[Stored items from a collection]
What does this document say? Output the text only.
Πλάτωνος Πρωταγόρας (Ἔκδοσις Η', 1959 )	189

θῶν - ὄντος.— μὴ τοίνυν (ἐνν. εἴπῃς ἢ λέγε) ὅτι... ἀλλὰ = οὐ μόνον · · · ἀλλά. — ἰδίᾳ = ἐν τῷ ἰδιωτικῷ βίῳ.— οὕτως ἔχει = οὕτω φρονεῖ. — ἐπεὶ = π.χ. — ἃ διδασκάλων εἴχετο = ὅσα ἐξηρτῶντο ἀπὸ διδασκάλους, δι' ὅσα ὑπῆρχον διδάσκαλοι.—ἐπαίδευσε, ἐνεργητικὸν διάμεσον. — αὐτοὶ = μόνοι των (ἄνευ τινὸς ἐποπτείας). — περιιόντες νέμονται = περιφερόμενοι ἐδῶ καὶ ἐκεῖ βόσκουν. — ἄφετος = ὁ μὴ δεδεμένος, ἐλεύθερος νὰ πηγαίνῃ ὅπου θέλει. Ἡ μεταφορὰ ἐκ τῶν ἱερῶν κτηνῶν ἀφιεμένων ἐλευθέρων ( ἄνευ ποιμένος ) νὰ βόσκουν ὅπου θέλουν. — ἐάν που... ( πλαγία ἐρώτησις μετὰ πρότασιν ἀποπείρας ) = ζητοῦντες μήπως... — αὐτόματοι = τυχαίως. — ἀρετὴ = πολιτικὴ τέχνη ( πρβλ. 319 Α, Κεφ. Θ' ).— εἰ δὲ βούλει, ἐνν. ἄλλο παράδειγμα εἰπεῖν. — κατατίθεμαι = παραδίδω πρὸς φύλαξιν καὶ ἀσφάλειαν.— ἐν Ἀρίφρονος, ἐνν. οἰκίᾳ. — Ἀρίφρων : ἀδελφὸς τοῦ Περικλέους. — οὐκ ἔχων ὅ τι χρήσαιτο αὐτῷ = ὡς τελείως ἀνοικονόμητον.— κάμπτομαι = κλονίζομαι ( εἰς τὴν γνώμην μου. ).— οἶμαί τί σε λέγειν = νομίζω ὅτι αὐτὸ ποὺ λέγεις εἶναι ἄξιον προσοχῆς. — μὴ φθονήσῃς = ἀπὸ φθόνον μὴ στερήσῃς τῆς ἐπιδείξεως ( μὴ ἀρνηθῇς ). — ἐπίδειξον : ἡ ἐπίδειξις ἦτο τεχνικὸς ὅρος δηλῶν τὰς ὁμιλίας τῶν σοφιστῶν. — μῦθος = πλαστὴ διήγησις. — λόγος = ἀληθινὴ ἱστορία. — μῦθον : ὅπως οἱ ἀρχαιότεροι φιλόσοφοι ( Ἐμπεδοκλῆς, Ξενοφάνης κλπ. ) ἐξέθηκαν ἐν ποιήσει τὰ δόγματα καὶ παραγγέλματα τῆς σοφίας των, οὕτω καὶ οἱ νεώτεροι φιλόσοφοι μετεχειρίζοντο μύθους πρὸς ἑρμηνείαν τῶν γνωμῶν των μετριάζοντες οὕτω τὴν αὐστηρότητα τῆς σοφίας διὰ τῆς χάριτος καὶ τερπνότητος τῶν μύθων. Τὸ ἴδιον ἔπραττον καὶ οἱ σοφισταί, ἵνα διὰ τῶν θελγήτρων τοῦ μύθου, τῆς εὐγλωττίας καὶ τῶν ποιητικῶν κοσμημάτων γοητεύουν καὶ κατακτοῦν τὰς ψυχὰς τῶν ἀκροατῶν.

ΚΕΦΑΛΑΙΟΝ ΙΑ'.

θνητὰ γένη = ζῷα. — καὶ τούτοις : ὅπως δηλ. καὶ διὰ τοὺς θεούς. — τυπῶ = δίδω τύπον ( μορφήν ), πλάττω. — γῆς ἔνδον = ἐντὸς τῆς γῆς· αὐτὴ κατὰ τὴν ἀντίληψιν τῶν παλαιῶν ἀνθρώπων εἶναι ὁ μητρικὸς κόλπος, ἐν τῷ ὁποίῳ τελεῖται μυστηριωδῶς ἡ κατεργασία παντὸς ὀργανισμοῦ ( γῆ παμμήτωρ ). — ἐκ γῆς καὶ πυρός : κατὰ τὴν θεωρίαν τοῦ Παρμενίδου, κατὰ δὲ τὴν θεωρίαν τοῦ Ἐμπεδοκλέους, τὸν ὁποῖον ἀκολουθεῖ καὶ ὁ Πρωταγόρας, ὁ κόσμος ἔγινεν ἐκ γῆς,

**Task prompt**
Write the complete data out, exactly as above.

**Solution for this exercise**
What does this document say? Output the text only.
Πλάτωνος Πρωταγόρας (Ἔκδοσις Η', 1959 )	189

θῶν - ὄντος.— μὴ τοίνυν (ἐνν. εἴπῃς ἢ λέγε) ὅτι... ἀλλὰ = οὐ μόνον · · · ἀλλά. — ἰδίᾳ = ἐν τῷ ἰδιωτικῷ βίῳ.— οὕτως ἔχει = οὕτω φρονεῖ. — ἐπεὶ = π.χ. — ἃ διδασκάλων εἴχετο = ὅσα ἐξηρτῶντο ἀπὸ διδασκάλους, δι' ὅσα ὑπῆρχον διδάσκαλοι.—ἐπαίδευσε, ἐνεργητικὸν διάμεσον. — αὐτοὶ = μόνοι των (ἄνευ τινὸς ἐποπτείας). — περιιόντες νέμονται = περιφερόμενοι ἐδῶ καὶ ἐκεῖ βόσκουν. — ἄφετος = ὁ μὴ δεδεμένος, ἐλεύθερος νὰ πηγαίνῃ ὅπου θέλει. Ἡ μεταφορὰ ἐκ τῶν ἱερῶν κτηνῶν ἀφιεμένων ἐλευθέρων ( ἄνευ ποιμένος ) νὰ βόσκουν ὅπου θέλουν. — ἐάν που... ( πλαγία ἐρώτησις μετὰ πρότασιν ἀποπείρας ) = ζητοῦντες μήπως... — αὐτόματοι = τυχαίως. — ἀρετὴ = πολιτικὴ τέχνη ( πρβλ. 319 Α, Κεφ. Θ' ).— εἰ δὲ βούλει, ἐνν. ἄλλο παράδειγμα εἰπεῖν. — κατατίθεμαι = παραδίδω πρὸς φύλαξιν καὶ ἀσφάλειαν.— ἐν Ἀρίφρονος, ἐνν. οἰκίᾳ. — Ἀρίφρων : ἀδελφὸς τοῦ Περικλέους. — οὐκ ἔχων ὅ τι χρήσαιτο αὐτῷ = ὡς τελείως ἀνοικονόμητον.— κάμπτομαι = κλονίζομαι ( εἰς τὴν γνώμην μου. ).— οἶμαί τί σε λέγειν = νομίζω ὅτι αὐτὸ ποὺ λέγεις εἶναι ἄξιον προσοχῆς. — μὴ φθονήσῃς = ἀπὸ φθόνον μὴ στερήσῃς τῆς ἐπιδείξεως ( μὴ ἀρνηθῇς ). — ἐπίδειξον : ἡ ἐπίδειξις ἦτο τεχνικὸς ὅρος δηλῶν τὰς ὁμιλίας τῶν σοφιστῶν. — μῦθος = πλαστὴ διήγησις. — λόγος = ἀληθινὴ ἱστορία. — μῦθον : ὅπως οἱ ἀρχαιότεροι φιλόσοφοι ( Ἐμπεδοκλῆς, Ξενοφάνης κλπ. ) ἐξέθηκαν ἐν ποιήσει τὰ δόγματα καὶ παραγγέλματα τῆς σοφίας των, οὕτω καὶ οἱ νεώτεροι φιλόσοφοι μετεχειρίζοντο μύθους πρὸς ἑρμηνείαν τῶν γνωμῶν των μετριάζοντες οὕτω τὴν αὐστηρότητα τῆς σοφίας διὰ τῆς χάριτος καὶ τερπνότητος τῶν μύθων. Τὸ ἴδιον ἔπραττον καὶ οἱ σοφισταί, ἵνα διὰ τῶν θελγήτρων τοῦ μύθου, τῆς εὐγλωττίας καὶ τῶν ποιητικῶν κοσμημάτων γοητεύουν καὶ κατακτοῦν τὰς ψυχὰς τῶν ἀκροατῶν.

ΚΕΦΑΛΑΙΟΝ ΙΑ'.

θνητὰ γένη = ζῷα. — καὶ τούτοις : ὅπως δηλ. καὶ διὰ τοὺς θεούς. — τυπῶ = δίδω τύπον ( μορφήν ), πλάττω. — γῆς ἔνδον = ἐντὸς τῆς γῆς· αὐτὴ κατὰ τὴν ἀντίληψιν τῶν παλαιῶν ἀνθρώπων εἶναι ὁ μητρικὸς κόλπος, ἐν τῷ ὁποίῳ τελεῖται μυστηριωδῶς ἡ κατεργασία παντὸς ὀργανισμοῦ ( γῆ παμμήτωρ ). — ἐκ γῆς καὶ πυρός : κατὰ τὴν θεωρίαν τοῦ Παρμενίδου, κατὰ δὲ τὴν θεωρίαν τοῦ Ἐμπεδοκλέους, τὸν ὁποῖον ἀκολουθεῖ καὶ ὁ Πρωταγόρας, ὁ κόσμος ἔγινεν ἐκ γῆς,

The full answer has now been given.